Exercise directions: All of the data below should be written out exactly.

──────── The data

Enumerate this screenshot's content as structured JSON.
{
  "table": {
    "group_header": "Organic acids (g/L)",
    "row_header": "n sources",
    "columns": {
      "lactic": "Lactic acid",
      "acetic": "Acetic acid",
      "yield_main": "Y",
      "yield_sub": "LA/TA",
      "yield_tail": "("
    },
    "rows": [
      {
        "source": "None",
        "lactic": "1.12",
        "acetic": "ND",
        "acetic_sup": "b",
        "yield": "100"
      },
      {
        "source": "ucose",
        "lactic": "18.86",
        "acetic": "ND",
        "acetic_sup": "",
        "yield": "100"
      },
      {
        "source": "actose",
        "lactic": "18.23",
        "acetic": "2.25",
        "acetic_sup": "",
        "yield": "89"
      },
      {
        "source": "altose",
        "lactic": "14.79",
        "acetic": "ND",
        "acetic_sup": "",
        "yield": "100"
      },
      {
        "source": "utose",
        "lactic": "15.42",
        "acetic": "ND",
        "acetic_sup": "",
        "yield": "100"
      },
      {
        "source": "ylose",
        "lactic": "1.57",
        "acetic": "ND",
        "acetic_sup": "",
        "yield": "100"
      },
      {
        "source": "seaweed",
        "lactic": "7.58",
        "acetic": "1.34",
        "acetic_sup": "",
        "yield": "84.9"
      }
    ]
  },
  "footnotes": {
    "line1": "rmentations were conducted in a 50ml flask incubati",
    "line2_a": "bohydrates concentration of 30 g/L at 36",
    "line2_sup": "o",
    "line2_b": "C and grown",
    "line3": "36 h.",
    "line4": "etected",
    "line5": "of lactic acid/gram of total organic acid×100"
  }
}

────────────────

Exercise answer:
Enumerate this screenshot's content as structured JSON.
{
  "table": {
    "group_header": "Organic acids (g/L)",
    "row_header": "n sources",
    "columns": {
      "lactic": "Lactic acid",
      "acetic": "Acetic acid",
      "yield_main": "Y",
      "yield_sub": "LA/TA",
      "yield_tail": "("
    },
    "rows": [
      {
        "source": "None",
        "lactic": "1.12",
        "acetic": "ND",
        "acetic_sup": "b",
        "yield": "100"
      },
      {
        "source": "ucose",
        "lactic": "18.86",
        "acetic": "ND",
        "acetic_sup": "",
        "yield": "100"
      },
      {
        "source": "actose",
        "lactic": "18.23",
        "acetic": "2.25",
        "acetic_sup": "",
        "yield": "89"
      },
      {
        "source": "altose",
        "lactic": "14.79",
        "acetic": "ND",
        "acetic_sup": "",
        "yield": "100"
      },
      {
        "source": "utose",
        "lactic": "15.42",
        "acetic": "ND",
        "acetic_sup": "",
        "yield": "100"
      },
      {
        "source": "ylose",
        "lactic": "1.57",
        "acetic": "ND",
        "acetic_sup": "",
        "yield": "100"
      },
      {
        "source": "seaweed",
        "lactic": "7.58",
        "acetic": "1.34",
        "acetic_sup": "",
        "yield": "84.9"
      }
    ]
  },
  "footnotes": {
    "line1": "rmentations were conducted in a 50ml flask incubati",
    "line2_a": "bohydrates concentration of 30 g/L at 36",
    "line2_sup": "o",
    "line2_b": "C and grown",
    "line3": "36 h.",
    "line4": "etected",
    "line5": "of lactic acid/gram of total organic acid×100"
  }
}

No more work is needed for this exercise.